### Your objective
Your task is to copy every line of this material exactly.

### Records for the exercise
*-*-*
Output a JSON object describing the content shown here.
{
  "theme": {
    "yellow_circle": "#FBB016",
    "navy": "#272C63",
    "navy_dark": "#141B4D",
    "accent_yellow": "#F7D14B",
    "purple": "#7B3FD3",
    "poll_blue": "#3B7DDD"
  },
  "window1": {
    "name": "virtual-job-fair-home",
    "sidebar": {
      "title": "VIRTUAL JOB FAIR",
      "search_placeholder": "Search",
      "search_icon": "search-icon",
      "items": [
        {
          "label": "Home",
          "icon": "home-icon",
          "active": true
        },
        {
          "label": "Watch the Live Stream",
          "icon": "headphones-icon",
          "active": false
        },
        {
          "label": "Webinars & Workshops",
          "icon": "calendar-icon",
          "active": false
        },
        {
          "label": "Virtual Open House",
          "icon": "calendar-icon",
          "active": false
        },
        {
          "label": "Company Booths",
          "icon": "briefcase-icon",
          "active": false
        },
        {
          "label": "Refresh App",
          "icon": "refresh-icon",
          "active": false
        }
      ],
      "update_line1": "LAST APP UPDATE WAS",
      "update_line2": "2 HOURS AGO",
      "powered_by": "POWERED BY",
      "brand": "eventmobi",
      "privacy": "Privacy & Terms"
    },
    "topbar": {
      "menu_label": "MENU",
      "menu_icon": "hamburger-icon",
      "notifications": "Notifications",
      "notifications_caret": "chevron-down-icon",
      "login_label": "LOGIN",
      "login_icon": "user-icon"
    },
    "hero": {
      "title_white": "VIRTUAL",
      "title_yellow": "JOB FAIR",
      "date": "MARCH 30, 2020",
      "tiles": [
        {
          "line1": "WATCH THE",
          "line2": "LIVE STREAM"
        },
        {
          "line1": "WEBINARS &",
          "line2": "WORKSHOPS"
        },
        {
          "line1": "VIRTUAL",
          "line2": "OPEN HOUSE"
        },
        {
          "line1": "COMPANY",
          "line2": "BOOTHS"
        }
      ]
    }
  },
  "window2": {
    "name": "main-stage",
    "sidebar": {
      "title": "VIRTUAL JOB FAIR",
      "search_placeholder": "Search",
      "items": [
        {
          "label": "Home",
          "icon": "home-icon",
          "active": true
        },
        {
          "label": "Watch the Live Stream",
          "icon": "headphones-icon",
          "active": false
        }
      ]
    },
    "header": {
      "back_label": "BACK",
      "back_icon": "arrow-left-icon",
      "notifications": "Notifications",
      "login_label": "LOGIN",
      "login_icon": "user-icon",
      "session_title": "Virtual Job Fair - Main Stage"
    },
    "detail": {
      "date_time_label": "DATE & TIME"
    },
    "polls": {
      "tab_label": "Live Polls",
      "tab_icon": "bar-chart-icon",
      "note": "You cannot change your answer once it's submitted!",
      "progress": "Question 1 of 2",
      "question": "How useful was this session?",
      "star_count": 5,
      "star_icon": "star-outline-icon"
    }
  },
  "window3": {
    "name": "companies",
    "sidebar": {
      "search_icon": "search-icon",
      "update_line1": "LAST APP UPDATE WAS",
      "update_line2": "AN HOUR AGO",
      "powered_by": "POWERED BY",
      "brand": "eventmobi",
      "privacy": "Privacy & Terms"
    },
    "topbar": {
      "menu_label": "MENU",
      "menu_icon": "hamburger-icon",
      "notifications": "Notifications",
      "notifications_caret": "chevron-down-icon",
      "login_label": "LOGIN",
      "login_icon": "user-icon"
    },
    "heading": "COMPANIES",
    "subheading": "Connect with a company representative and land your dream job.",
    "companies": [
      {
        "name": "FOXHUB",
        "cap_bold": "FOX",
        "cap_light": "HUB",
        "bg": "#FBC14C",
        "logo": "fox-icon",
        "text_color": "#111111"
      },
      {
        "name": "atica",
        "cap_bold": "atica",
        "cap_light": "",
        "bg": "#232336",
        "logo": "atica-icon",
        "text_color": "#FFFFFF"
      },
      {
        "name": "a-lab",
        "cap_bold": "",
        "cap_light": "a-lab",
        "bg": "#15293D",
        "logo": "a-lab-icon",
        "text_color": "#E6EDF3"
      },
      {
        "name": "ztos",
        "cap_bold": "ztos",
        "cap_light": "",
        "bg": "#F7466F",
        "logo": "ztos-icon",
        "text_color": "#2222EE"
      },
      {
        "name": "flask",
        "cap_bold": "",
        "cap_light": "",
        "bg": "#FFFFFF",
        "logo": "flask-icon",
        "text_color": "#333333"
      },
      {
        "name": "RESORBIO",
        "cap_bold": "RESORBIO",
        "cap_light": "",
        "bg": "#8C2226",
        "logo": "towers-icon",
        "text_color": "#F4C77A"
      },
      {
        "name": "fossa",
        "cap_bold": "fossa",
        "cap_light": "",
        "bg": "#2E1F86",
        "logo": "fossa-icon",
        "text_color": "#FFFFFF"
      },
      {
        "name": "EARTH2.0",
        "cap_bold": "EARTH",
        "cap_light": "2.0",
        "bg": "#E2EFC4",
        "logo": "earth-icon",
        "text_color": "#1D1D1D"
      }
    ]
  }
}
*-*-*
### Task solution
Output a JSON object describing the content shown here.
{
  "theme": {
    "yellow_circle": "#FBB016",
    "navy": "#272C63",
    "navy_dark": "#141B4D",
    "accent_yellow": "#F7D14B",
    "purple": "#7B3FD3",
    "poll_blue": "#3B7DDD"
  },
  "window1": {
    "name": "virtual-job-fair-home",
    "sidebar": {
      "title": "VIRTUAL JOB FAIR",
      "search_placeholder": "Search",
      "search_icon": "search-icon",
      "items": [
        {
          "label": "Home",
          "icon": "home-icon",
          "active": true
        },
        {
          "label": "Watch the Live Stream",
          "icon": "headphones-icon",
          "active": false
        },
        {
          "label": "Webinars & Workshops",
          "icon": "calendar-icon",
          "active": false
        },
        {
          "label": "Virtual Open House",
          "icon": "calendar-icon",
          "active": false
        },
        {
          "label": "Company Booths",
          "icon": "briefcase-icon",
          "active": false
        },
        {
          "label": "Refresh App",
          "icon": "refresh-icon",
          "active": false
        }
      ],
      "update_line1": "LAST APP UPDATE WAS",
      "update_line2": "2 HOURS AGO",
      "powered_by": "POWERED BY",
      "brand": "eventmobi",
      "privacy": "Privacy & Terms"
    },
    "topbar": {
      "menu_label": "MENU",
      "menu_icon": "hamburger-icon",
      "notifications": "Notifications",
      "notifications_caret": "chevron-down-icon",
      "login_label": "LOGIN",
      "login_icon": "user-icon"
    },
    "hero": {
      "title_white": "VIRTUAL",
      "title_yellow": "JOB FAIR",
      "date": "MARCH 30, 2020",
      "tiles": [
        {
          "line1": "WATCH THE",
          "line2": "LIVE STREAM"
        },
        {
          "line1": "WEBINARS &",
          "line2": "WORKSHOPS"
        },
        {
          "line1": "VIRTUAL",
          "line2": "OPEN HOUSE"
        },
        {
          "line1": "COMPANY",
          "line2": "BOOTHS"
        }
      ]
    }
  },
  "window2": {
    "name": "main-stage",
    "sidebar": {
      "title": "VIRTUAL JOB FAIR",
      "search_placeholder": "Search",
      "items": [
        {
          "label": "Home",
          "icon": "home-icon",
          "active": true
        },
        {
          "label": "Watch the Live Stream",
          "icon": "headphones-icon",
          "active": false
        }
      ]
    },
    "header": {
      "back_label": "BACK",
      "back_icon": "arrow-left-icon",
      "notifications": "Notifications",
      "login_label": "LOGIN",
      "login_icon": "user-icon",
      "session_title": "Virtual Job Fair - Main Stage"
    },
    "detail": {
      "date_time_label": "DATE & TIME"
    },
    "polls": {
      "tab_label": "Live Polls",
      "tab_icon": "bar-chart-icon",
      "note": "You cannot change your answer once it's submitted!",
      "progress": "Question 1 of 2",
      "question": "How useful was this session?",
      "star_count": 5,
      "star_icon": "star-outline-icon"
    }
  },
  "window3": {
    "name": "companies",
    "sidebar": {
      "search_icon": "search-icon",
      "update_line1": "LAST APP UPDATE WAS",
      "update_line2": "AN HOUR AGO",
      "powered_by": "POWERED BY",
      "brand": "eventmobi",
      "privacy": "Privacy & Terms"
    },
    "topbar": {
      "menu_label": "MENU",
      "menu_icon": "hamburger-icon",
      "notifications": "Notifications",
      "notifications_caret": "chevron-down-icon",
      "login_label": "LOGIN",
      "login_icon": "user-icon"
    },
    "heading": "COMPANIES",
    "subheading": "Connect with a company representative and land your dream job.",
    "companies": [
      {
        "name": "FOXHUB",
        "cap_bold": "FOX",
        "cap_light": "HUB",
        "bg": "#FBC14C",
        "logo": "fox-icon",
        "text_color": "#111111"
      },
      {
        "name": "atica",
        "cap_bold": "atica",
        "cap_light": "",
        "bg": "#232336",
        "logo": "atica-icon",
        "text_color": "#FFFFFF"
      },
      {
        "name": "a-lab",
        "cap_bold": "",
        "cap_light": "a-lab",
        "bg": "#15293D",
        "logo": "a-lab-icon",
        "text_color": "#E6EDF3"
      },
      {
        "name": "ztos",
        "cap_bold": "ztos",
        "cap_light": "",
        "bg": "#F7466F",
        "logo": "ztos-icon",
        "text_color": "#2222EE"
      },
      {
        "name": "flask",
        "cap_bold": "",
        "cap_light": "",
        "bg": "#FFFFFF",
        "logo": "flask-icon",
        "text_color": "#333333"
      },
      {
        "name": "RESORBIO",
        "cap_bold": "RESORBIO",
        "cap_light": "",
        "bg": "#8C2226",
        "logo": "towers-icon",
        "text_color": "#F4C77A"
      },
      {
        "name": "fossa",
        "cap_bold": "fossa",
        "cap_light": "",
        "bg": "#2E1F86",
        "logo": "fossa-icon",
        "text_color": "#FFFFFF"
      },
      {
        "name": "EARTH2.0",
        "cap_bold": "EARTH",
        "cap_light": "2.0",
        "bg": "#E2EFC4",
        "logo": "earth-icon",
        "text_color": "#1D1D1D"
      }
    ]
  }
}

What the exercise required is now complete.